Yes, sorry. I was referring to the stock purchase, not the dividend.


----------



## Toronto.gal

humble_pie said:


> do these journal out requests also cover *journal-to-different-account*-with-different-root-account-number?


In my personal example, it was simply moving from sub-accounts, ie: from CASH USD TO CASH CAD. 

Maybe it has something to do with the fact that I'm a 'Premium Edge client'. 

I'm surprised at the 'intermingle' that you mentioned; it's not like clients need to be further confused. Proper sub-accounts clearly show where the stocks are listed.


----------



## liquidfinance

Sold some XDV this morning so that I could Open a position in POT. 

I'm going to leave it on the CAD side of my account until the next dividend is paid as for my own curiosity I want to see what forex rate will be applied by Questrade.


----------



## Toronto.gal

Beaver101 said:


> 1. if one wishes to buy US stocks within an RRSP, he/she should simply *open an US $ account* within one's RRSP (provided your brokerage allows you)
> 2. and *buy the US stocks on the NYSE (not TSX) to avoid the FX conversion, *correct?.


*1.* Not a new account, just a sub-account as noted upthread, so you're still working with 1 account #.

*2.* As HP noted, it does *not* matter where you buy, just where you hold them. 

i) if you buy CDN interlisted stocks in CDN RRSP & in CDN funds, you're not paying any conversion on the purchase itself, but you'll pay fx fees on the dividends because the company [POT] pays them in USD.
ii) to avoid the above mentioned fees, you journal the shares to the US sub-account.
iii) if you buy same shares in USD in USD RRSP [where allowed], you're not paying any conversion fees.


----------



## Synergy

Question: I moved some shares of POT over to my US sub-account today and ask the rep at TDW a question- "in the future, 10-15 yrs down the road should I decide to sell POT and want Canadian funds, should I move the shares back over to my CDN sub-account then process a sale"? 

The rep suggested that I keep the shares in the US sub-account, place a sell order on the TSX, dis-regard the fx fee warnings, then call to have the shares moved". He suggested that this would be more efficient. I personally can't see the difference and I feel that there's more chance for error / confusion if I follow the reps suggestion. Thoughts??

..........

◆ WHAT THE TASK ASKS: Echo the forum thread on journaling shares between currency sub-accounts, from "In my personal" up to and including "position in POT.", with no changes. The data that comes next is from a separate source.

◆ COLLECTED MATERIAL:
..........

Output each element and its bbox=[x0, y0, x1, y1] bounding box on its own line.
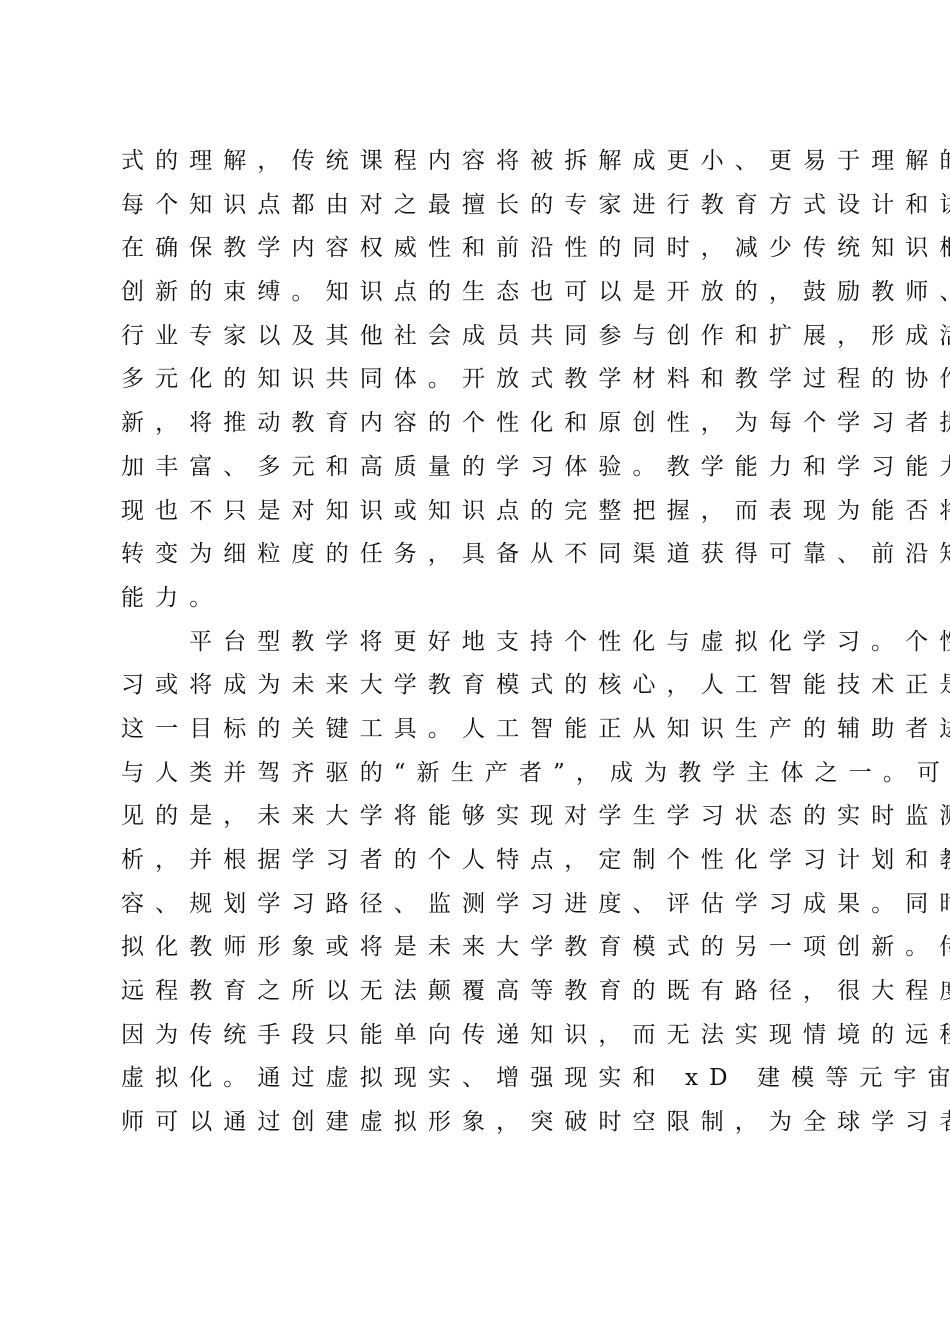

..........

◆ CORRECT RESPONSE:
In my personal example, it was simply moving from sub-accounts, ie: from CASH USD TO CASH CAD. 

Maybe it has something to do with the fact that I'm a 'Premium Edge client'. 

I'm surprised at the 'intermingle' that you mentioned; it's not like clients need to be further confused. Proper sub-accounts clearly show where the stocks are listed.


----------



## liquidfinance

Sold some XDV this morning so that I could Open a position in POT.